> Stored data entries:
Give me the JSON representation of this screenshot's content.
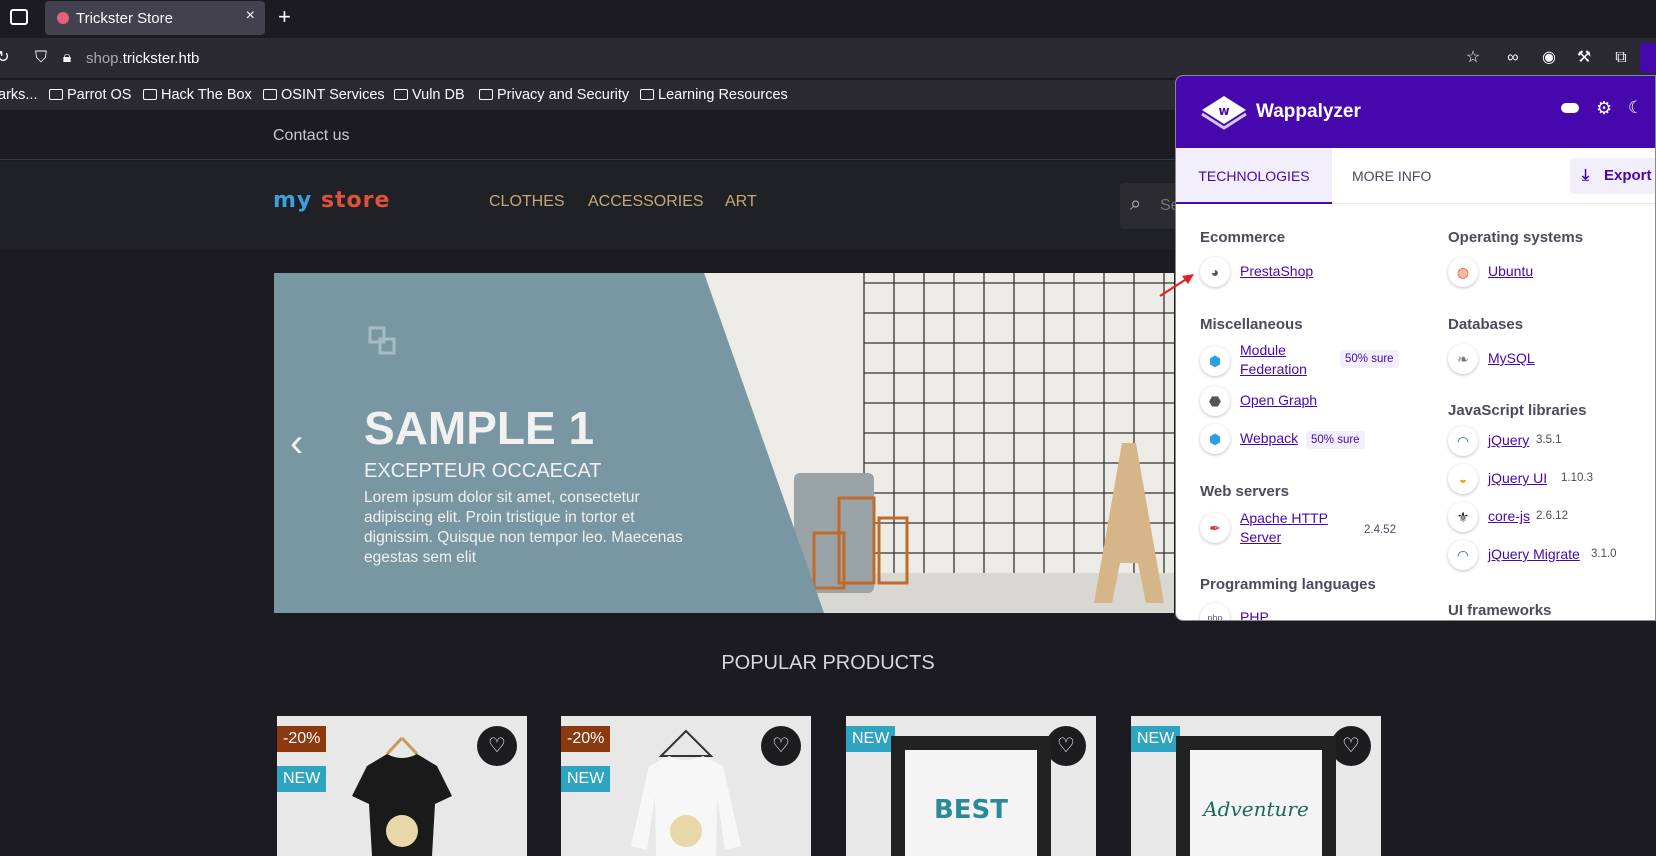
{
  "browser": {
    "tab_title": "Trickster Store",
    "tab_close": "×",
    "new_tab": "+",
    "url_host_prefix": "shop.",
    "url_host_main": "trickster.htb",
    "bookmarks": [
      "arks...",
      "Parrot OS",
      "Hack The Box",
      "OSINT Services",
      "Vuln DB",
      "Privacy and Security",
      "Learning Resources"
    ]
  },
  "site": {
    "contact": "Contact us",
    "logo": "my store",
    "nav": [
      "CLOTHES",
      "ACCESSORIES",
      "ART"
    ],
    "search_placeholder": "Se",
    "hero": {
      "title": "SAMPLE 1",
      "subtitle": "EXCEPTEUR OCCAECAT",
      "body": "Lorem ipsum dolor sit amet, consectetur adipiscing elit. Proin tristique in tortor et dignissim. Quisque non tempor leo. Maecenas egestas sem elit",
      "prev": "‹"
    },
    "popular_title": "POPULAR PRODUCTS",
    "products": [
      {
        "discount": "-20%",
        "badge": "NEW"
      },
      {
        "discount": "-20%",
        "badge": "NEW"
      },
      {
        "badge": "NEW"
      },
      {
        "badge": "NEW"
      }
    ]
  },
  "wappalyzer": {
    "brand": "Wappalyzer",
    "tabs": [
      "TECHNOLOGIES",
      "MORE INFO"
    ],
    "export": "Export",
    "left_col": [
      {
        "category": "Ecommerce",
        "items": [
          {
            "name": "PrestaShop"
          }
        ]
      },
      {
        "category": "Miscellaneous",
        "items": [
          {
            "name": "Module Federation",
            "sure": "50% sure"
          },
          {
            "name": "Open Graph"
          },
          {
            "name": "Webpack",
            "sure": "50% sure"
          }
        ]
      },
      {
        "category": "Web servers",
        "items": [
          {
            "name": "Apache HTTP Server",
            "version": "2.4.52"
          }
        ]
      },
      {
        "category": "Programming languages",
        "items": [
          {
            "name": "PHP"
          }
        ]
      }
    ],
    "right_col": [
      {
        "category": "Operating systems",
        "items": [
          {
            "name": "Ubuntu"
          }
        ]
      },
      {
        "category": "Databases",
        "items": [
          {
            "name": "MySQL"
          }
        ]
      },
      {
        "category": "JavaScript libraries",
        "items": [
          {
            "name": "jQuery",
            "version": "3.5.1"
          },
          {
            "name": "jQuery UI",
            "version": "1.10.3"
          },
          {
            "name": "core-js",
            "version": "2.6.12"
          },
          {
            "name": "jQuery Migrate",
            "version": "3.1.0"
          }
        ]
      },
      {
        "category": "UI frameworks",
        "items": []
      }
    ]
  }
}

> YOUR INSTRUCTIONS:
Which lines of the material contain the string "name"? List each of them.

> RESPONSE TO THIS TASK:
            "name": "PrestaShop"
            "name": "Module Federation",
            "name": "Open Graph"
            "name": "Webpack",
            "name": "Apache HTTP Server",
            "name": "PHP"
            "name": "Ubuntu"
            "name": "MySQL"
            "name": "jQuery",
            "name": "jQuery UI",
            "name": "core-js",
            "name": "jQuery Migrate",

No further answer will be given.